[Begin DATA SECTION]
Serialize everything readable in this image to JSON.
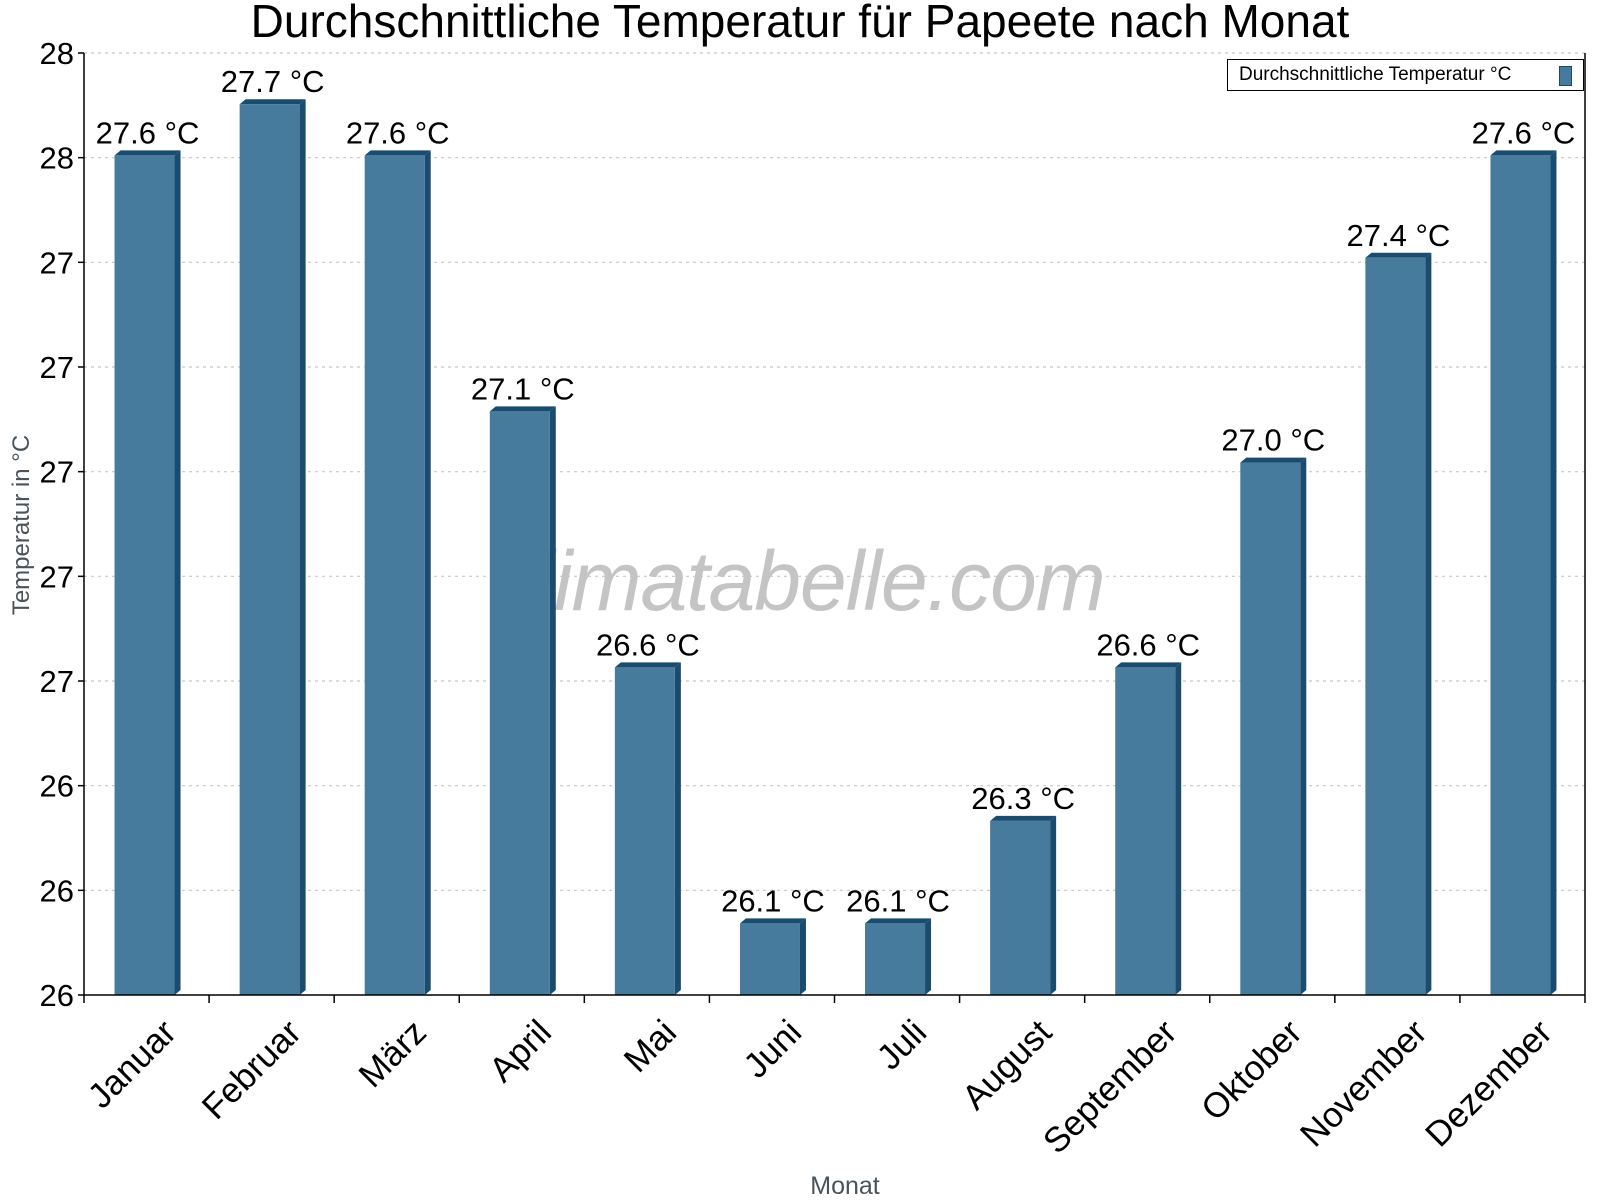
{
  "chart_data": {
    "type": "bar",
    "title": "Durchschnittliche Temperatur für Papeete nach Monat",
    "xlabel": "Monat",
    "ylabel": "Temperatur in °C",
    "categories": [
      "Januar",
      "Februar",
      "März",
      "April",
      "Mai",
      "Juni",
      "Juli",
      "August",
      "September",
      "Oktober",
      "November",
      "Dezember"
    ],
    "series": [
      {
        "name": "Durchschnittliche Temperatur °C",
        "values": [
          27.6,
          27.7,
          27.6,
          27.1,
          26.6,
          26.1,
          26.1,
          26.3,
          26.6,
          27.0,
          27.4,
          27.6
        ],
        "labels": [
          "27.6 °C",
          "27.7 °C",
          "27.6 °C",
          "27.1 °C",
          "26.6 °C",
          "26.1 °C",
          "26.1 °C",
          "26.3 °C",
          "26.6 °C",
          "27.0 °C",
          "27.4 °C",
          "27.6 °C"
        ],
        "color": "#467b9d",
        "edge_color": "#1b4c6d"
      }
    ],
    "ylim": [
      25.96,
      27.8
    ],
    "ytick_labels": [
      "28",
      "28",
      "27",
      "27",
      "27",
      "27",
      "27",
      "26",
      "26",
      "26"
    ],
    "grid": true,
    "legend_position": "top-right"
  },
  "watermark": "klimatabelle.com",
  "legend": {
    "label": "Durchschnittliche Temperatur °C"
  }
}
[End DATA SECTION]
* [REQUIREMENTS]:
All the records above need to be given again word for word. Skip the pictures.

* [COMPLETED TASK]:
Serialize everything readable in this image to JSON.
{
  "chart_data": {
    "type": "bar",
    "title": "Durchschnittliche Temperatur für Papeete nach Monat",
    "xlabel": "Monat",
    "ylabel": "Temperatur in °C",
    "categories": [
      "Januar",
      "Februar",
      "März",
      "April",
      "Mai",
      "Juni",
      "Juli",
      "August",
      "September",
      "Oktober",
      "November",
      "Dezember"
    ],
    "series": [
      {
        "name": "Durchschnittliche Temperatur °C",
        "values": [
          27.6,
          27.7,
          27.6,
          27.1,
          26.6,
          26.1,
          26.1,
          26.3,
          26.6,
          27.0,
          27.4,
          27.6
        ],
        "labels": [
          "27.6 °C",
          "27.7 °C",
          "27.6 °C",
          "27.1 °C",
          "26.6 °C",
          "26.1 °C",
          "26.1 °C",
          "26.3 °C",
          "26.6 °C",
          "27.0 °C",
          "27.4 °C",
          "27.6 °C"
        ],
        "color": "#467b9d",
        "edge_color": "#1b4c6d"
      }
    ],
    "ylim": [
      25.96,
      27.8
    ],
    "ytick_labels": [
      "28",
      "28",
      "27",
      "27",
      "27",
      "27",
      "27",
      "26",
      "26",
      "26"
    ],
    "grid": true,
    "legend_position": "top-right"
  },
  "watermark": "klimatabelle.com",
  "legend": {
    "label": "Durchschnittliche Temperatur °C"
  }
}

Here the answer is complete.